[Records from a collection]
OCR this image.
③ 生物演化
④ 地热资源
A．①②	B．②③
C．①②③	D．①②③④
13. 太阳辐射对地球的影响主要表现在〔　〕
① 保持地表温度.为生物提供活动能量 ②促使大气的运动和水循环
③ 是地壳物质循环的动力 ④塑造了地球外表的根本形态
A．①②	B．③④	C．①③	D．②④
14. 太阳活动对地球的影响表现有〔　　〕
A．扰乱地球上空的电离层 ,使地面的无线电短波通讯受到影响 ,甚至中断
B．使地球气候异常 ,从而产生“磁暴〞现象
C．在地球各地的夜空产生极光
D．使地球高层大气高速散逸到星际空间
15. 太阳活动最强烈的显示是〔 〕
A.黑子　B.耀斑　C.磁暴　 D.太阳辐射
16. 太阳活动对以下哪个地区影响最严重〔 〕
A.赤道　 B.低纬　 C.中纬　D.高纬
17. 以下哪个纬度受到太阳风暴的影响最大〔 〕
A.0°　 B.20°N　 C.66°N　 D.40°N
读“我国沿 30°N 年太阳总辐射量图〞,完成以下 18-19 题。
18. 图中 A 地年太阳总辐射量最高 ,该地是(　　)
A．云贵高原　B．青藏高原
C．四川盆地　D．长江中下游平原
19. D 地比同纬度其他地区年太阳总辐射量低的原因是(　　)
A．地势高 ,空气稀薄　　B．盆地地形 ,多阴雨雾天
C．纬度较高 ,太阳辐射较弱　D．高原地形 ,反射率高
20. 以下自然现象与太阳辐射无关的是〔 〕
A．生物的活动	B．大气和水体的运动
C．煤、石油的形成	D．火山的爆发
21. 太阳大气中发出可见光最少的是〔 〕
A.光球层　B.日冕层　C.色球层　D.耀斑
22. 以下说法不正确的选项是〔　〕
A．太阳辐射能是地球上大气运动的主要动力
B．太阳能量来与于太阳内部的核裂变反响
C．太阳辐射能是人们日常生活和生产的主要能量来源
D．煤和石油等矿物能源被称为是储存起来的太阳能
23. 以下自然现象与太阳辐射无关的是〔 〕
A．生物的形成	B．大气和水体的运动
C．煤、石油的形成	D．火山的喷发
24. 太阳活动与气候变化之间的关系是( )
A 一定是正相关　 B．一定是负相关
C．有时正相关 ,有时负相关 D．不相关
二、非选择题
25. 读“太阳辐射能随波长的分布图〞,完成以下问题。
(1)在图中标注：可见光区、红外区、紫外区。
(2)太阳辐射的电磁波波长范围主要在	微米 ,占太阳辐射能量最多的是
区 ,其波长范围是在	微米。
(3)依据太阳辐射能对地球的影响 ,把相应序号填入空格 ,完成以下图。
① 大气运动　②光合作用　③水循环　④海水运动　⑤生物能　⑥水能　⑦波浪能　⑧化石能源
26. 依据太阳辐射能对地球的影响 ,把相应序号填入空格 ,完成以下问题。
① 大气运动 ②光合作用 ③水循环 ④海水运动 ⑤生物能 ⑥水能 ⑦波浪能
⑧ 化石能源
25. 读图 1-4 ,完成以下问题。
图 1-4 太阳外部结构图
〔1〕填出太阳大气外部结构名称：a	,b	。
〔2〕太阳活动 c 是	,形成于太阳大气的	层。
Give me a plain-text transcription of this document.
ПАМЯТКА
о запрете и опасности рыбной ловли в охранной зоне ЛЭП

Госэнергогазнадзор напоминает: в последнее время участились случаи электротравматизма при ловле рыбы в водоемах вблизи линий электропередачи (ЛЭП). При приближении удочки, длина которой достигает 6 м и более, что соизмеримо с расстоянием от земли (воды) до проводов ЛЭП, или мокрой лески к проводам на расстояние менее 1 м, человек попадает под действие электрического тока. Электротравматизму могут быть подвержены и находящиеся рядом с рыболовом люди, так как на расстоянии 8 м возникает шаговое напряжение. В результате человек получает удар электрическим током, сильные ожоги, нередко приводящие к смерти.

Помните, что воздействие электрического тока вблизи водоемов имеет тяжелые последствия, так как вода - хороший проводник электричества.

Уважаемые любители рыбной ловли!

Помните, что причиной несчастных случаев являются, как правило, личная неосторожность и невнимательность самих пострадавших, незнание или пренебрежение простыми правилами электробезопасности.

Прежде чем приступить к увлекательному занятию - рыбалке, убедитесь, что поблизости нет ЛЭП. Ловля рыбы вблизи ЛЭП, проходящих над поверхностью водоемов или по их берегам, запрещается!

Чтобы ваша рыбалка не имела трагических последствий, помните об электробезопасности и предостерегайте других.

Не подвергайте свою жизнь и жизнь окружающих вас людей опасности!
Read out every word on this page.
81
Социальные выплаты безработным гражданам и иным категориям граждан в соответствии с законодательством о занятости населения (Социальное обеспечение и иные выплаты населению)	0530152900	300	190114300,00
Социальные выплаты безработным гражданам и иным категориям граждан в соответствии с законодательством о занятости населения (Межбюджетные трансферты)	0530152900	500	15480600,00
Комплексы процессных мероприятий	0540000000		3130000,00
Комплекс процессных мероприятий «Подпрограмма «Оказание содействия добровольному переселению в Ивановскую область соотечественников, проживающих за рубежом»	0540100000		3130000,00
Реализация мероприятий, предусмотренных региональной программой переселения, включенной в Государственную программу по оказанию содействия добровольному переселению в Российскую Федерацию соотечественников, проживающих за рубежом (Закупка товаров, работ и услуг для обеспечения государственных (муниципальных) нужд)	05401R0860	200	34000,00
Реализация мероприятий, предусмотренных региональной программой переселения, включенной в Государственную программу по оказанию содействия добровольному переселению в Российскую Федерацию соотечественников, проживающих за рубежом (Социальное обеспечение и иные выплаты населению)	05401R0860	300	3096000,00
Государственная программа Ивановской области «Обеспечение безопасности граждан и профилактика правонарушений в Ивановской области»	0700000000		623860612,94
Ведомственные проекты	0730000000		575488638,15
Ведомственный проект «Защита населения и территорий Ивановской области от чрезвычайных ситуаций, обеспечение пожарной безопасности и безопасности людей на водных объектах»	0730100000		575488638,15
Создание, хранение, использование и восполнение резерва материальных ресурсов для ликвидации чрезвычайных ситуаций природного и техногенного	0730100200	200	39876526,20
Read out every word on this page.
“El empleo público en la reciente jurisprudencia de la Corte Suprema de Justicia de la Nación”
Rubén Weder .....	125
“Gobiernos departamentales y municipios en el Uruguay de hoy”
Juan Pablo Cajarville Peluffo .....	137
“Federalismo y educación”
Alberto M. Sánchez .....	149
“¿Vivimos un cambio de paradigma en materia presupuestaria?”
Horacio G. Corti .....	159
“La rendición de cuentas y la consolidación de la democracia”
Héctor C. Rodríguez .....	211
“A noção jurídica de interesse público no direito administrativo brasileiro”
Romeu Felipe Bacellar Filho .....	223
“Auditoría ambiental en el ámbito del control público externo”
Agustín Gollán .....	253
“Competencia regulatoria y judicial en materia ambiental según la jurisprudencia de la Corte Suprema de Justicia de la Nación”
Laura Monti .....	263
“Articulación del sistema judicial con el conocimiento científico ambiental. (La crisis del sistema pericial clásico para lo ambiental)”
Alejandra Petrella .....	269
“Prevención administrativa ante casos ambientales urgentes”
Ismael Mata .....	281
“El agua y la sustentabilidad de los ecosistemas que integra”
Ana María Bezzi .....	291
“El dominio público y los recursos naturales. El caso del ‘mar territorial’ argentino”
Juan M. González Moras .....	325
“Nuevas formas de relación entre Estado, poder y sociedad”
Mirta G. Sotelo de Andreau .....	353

WRITTEN TASK - Repeat all entries. Match them exactly.

EXERCISE RESULT -
OCR this image.
③ 生物演化
④ 地热资源
A．①②	B．②③
C．①②③	D．①②③④
13. 太阳辐射对地球的影响主要表现在〔　〕
① 保持地表温度.为生物提供活动能量 ②促使大气的运动和水循环
③ 是地壳物质循环的动力 ④塑造了地球外表的根本形态
A．①②	B．③④	C．①③	D．②④
14. 太阳活动对地球的影响表现有〔　　〕
A．扰乱地球上空的电离层 ,使地面的无线电短波通讯受到影响 ,甚至中断
B．使地球气候异常 ,从而产生“磁暴〞现象
C．在地球各地的夜空产生极光
D．使地球高层大气高速散逸到星际空间
15. 太阳活动最强烈的显示是〔 〕
A.黑子　B.耀斑　C.磁暴　 D.太阳辐射
16. 太阳活动对以下哪个地区影响最严重〔 〕
A.赤道　 B.低纬　 C.中纬　D.高纬
17. 以下哪个纬度受到太阳风暴的影响最大〔 〕
A.0°　 B.20°N　 C.66°N　 D.40°N
读“我国沿 30°N 年太阳总辐射量图〞,完成以下 18-19 题。
18. 图中 A 地年太阳总辐射量最高 ,该地是(　　)
A．云贵高原　B．青藏高原
C．四川盆地　D．长江中下游平原
19. D 地比同纬度其他地区年太阳总辐射量低的原因是(　　)
A．地势高 ,空气稀薄　　B．盆地地形 ,多阴雨雾天
C．纬度较高 ,太阳辐射较弱　D．高原地形 ,反射率高
20. 以下自然现象与太阳辐射无关的是〔 〕
A．生物的活动	B．大气和水体的运动
C．煤、石油的形成	D．火山的爆发
21. 太阳大气中发出可见光最少的是〔 〕
A.光球层　B.日冕层　C.色球层　D.耀斑
22. 以下说法不正确的选项是〔　〕
A．太阳辐射能是地球上大气运动的主要动力
B．太阳能量来与于太阳内部的核裂变反响
C．太阳辐射能是人们日常生活和生产的主要能量来源
D．煤和石油等矿物能源被称为是储存起来的太阳能
23. 以下自然现象与太阳辐射无关的是〔 〕
A．生物的形成	B．大气和水体的运动
C．煤、石油的形成	D．火山的喷发
24. 太阳活动与气候变化之间的关系是( )
A 一定是正相关　 B．一定是负相关
C．有时正相关 ,有时负相关 D．不相关
二、非选择题
25. 读“太阳辐射能随波长的分布图〞,完成以下问题。
(1)在图中标注：可见光区、红外区、紫外区。
(2)太阳辐射的电磁波波长范围主要在	微米 ,占太阳辐射能量最多的是
区 ,其波长范围是在	微米。
(3)依据太阳辐射能对地球的影响 ,把相应序号填入空格 ,完成以下图。
① 大气运动　②光合作用　③水循环　④海水运动　⑤生物能　⑥水能　⑦波浪能　⑧化石能源
26. 依据太阳辐射能对地球的影响 ,把相应序号填入空格 ,完成以下问题。
① 大气运动 ②光合作用 ③水循环 ④海水运动 ⑤生物能 ⑥水能 ⑦波浪能
⑧ 化石能源
25. 读图 1-4 ,完成以下问题。
图 1-4 太阳外部结构图
〔1〕填出太阳大气外部结构名称：a	,b	。
〔2〕太阳活动 c 是	,形成于太阳大气的	层。
Give me a plain-text transcription of this document.
ПАМЯТКА
о запрете и опасности рыбной ловли в охранной зоне ЛЭП

Госэнергогазнадзор напоминает: в последнее время участились случаи электротравматизма при ловле рыбы в водоемах вблизи линий электропередачи (ЛЭП). При приближении удочки, длина которой достигает 6 м и более, что соизмеримо с расстоянием от земли (воды) до проводов ЛЭП, или мокрой лески к проводам на расстояние менее 1 м, человек попадает под действие электрического тока. Электротравматизму могут быть подвержены и находящиеся рядом с рыболовом люди, так как на расстоянии 8 м возникает шаговое напряжение. В результате человек получает удар электрическим током, сильные ожоги, нередко приводящие к смерти.

Помните, что воздействие электрического тока вблизи водоемов имеет тяжелые последствия, так как вода - хороший проводник электричества.

Уважаемые любители рыбной ловли!

Помните, что причиной несчастных случаев являются, как правило, личная неосторожность и невнимательность самих пострадавших, незнание или пренебрежение простыми правилами электробезопасности.

Прежде чем приступить к увлекательному занятию - рыбалке, убедитесь, что поблизости нет ЛЭП. Ловля рыбы вблизи ЛЭП, проходящих над поверхностью водоемов или по их берегам, запрещается!

Чтобы ваша рыбалка не имела трагических последствий, помните об электробезопасности и предостерегайте других.

Не подвергайте свою жизнь и жизнь окружающих вас людей опасности!
Read out every word on this page.
81
Социальные выплаты безработным гражданам и иным категориям граждан в соответствии с законодательством о занятости населения (Социальное обеспечение и иные выплаты населению)	0530152900	300	190114300,00
Социальные выплаты безработным гражданам и иным категориям граждан в соответствии с законодательством о занятости населения (Межбюджетные трансферты)	0530152900	500	15480600,00
Комплексы процессных мероприятий	0540000000		3130000,00
Комплекс процессных мероприятий «Подпрограмма «Оказание содействия добровольному переселению в Ивановскую область соотечественников, проживающих за рубежом»	0540100000		3130000,00
Реализация мероприятий, предусмотренных региональной программой переселения, включенной в Государственную программу по оказанию содействия добровольному переселению в Российскую Федерацию соотечественников, проживающих за рубежом (Закупка товаров, работ и услуг для обеспечения государственных (муниципальных) нужд)	05401R0860	200	34000,00
Реализация мероприятий, предусмотренных региональной программой переселения, включенной в Государственную программу по оказанию содействия добровольному переселению в Российскую Федерацию соотечественников, проживающих за рубежом (Социальное обеспечение и иные выплаты населению)	05401R0860	300	3096000,00
Государственная программа Ивановской области «Обеспечение безопасности граждан и профилактика правонарушений в Ивановской области»	0700000000		623860612,94
Ведомственные проекты	0730000000		575488638,15
Ведомственный проект «Защита населения и территорий Ивановской области от чрезвычайных ситуаций, обеспечение пожарной безопасности и безопасности людей на водных объектах»	0730100000		575488638,15
Создание, хранение, использование и восполнение резерва материальных ресурсов для ликвидации чрезвычайных ситуаций природного и техногенного	0730100200	200	39876526,20
Read out every word on this page.
“El empleo público en la reciente jurisprudencia de la Corte Suprema de Justicia de la Nación”
Rubén Weder .....	125
“Gobiernos departamentales y municipios en el Uruguay de hoy”
Juan Pablo Cajarville Peluffo .....	137
“Federalismo y educación”
Alberto M. Sánchez .....	149
“¿Vivimos un cambio de paradigma en materia presupuestaria?”
Horacio G. Corti .....	159
“La rendición de cuentas y la consolidación de la democracia”
Héctor C. Rodríguez .....	211
“A noção jurídica de interesse público no direito administrativo brasileiro”
Romeu Felipe Bacellar Filho .....	223
“Auditoría ambiental en el ámbito del control público externo”
Agustín Gollán .....	253
“Competencia regulatoria y judicial en materia ambiental según la jurisprudencia de la Corte Suprema de Justicia de la Nación”
Laura Monti .....	263
“Articulación del sistema judicial con el conocimiento científico ambiental. (La crisis del sistema pericial clásico para lo ambiental)”
Alejandra Petrella .....	269
“Prevención administrativa ante casos ambientales urgentes”
Ismael Mata .....	281
“El agua y la sustentabilidad de los ecosistemas que integra”
Ana María Bezzi .....	291
“El dominio público y los recursos naturales. El caso del ‘mar territorial’ argentino”
Juan M. González Moras .....	325
“Nuevas formas de relación entre Estado, poder y sociedad”
Mirta G. Sotelo de Andreau .....	353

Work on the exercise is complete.